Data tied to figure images
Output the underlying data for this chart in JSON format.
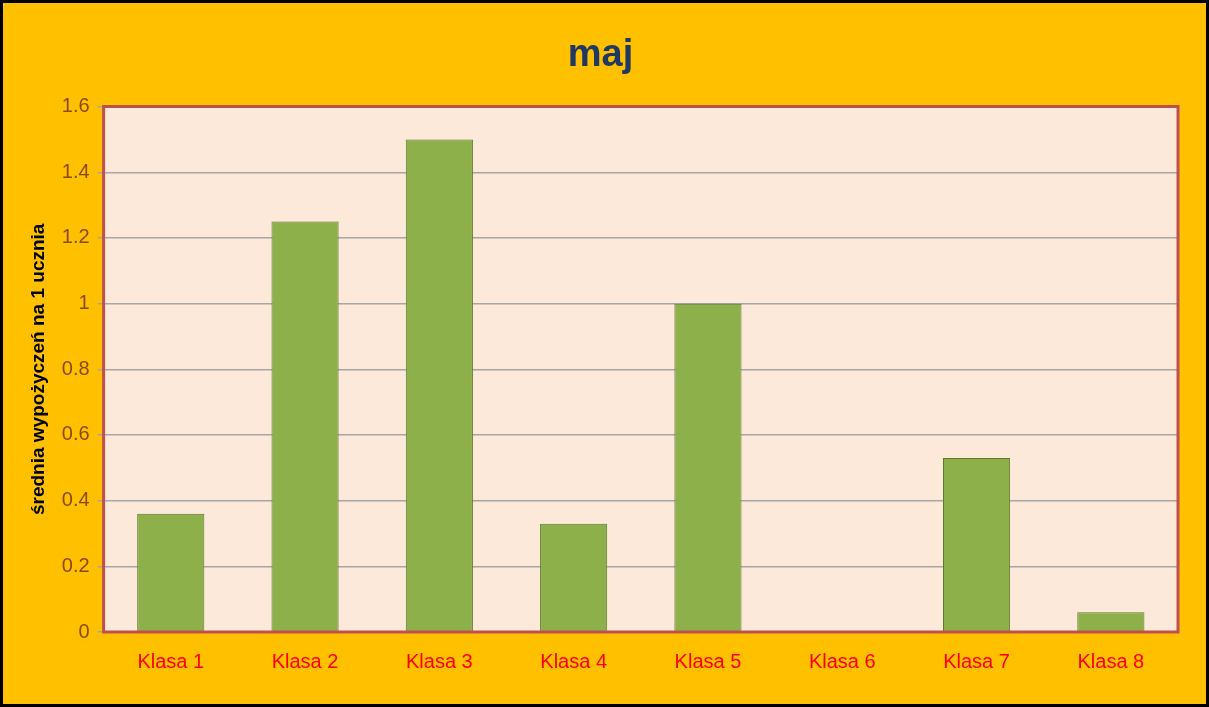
{
  "chart_data": {
    "type": "bar",
    "title": "maj",
    "ylabel": "średnia wypożyczeń na 1 ucznia",
    "categories": [
      "Klasa 1",
      "Klasa 2",
      "Klasa 3",
      "Klasa 4",
      "Klasa 5",
      "Klasa 6",
      "Klasa 7",
      "Klasa 8"
    ],
    "values": [
      0.36,
      1.25,
      1.5,
      0.33,
      1.0,
      0,
      0.53,
      0.06
    ],
    "color": "#8db04a",
    "ylim": [
      0,
      1.6
    ],
    "yticks": [
      0,
      0.2,
      0.4,
      0.6,
      0.8,
      1,
      1.2,
      1.4,
      1.6
    ],
    "grid": "y",
    "legend": false
  }
}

Goal of the exercise: Set down the records in full and exactly. Do not carry over any image.

Solution:
Output the underlying data for this chart in JSON format.
{
  "chart_data": {
    "type": "bar",
    "title": "maj",
    "ylabel": "średnia wypożyczeń na 1 ucznia",
    "categories": [
      "Klasa 1",
      "Klasa 2",
      "Klasa 3",
      "Klasa 4",
      "Klasa 5",
      "Klasa 6",
      "Klasa 7",
      "Klasa 8"
    ],
    "values": [
      0.36,
      1.25,
      1.5,
      0.33,
      1.0,
      0,
      0.53,
      0.06
    ],
    "color": "#8db04a",
    "ylim": [
      0,
      1.6
    ],
    "yticks": [
      0,
      0.2,
      0.4,
      0.6,
      0.8,
      1,
      1.2,
      1.4,
      1.6
    ],
    "grid": "y",
    "legend": false
  }
}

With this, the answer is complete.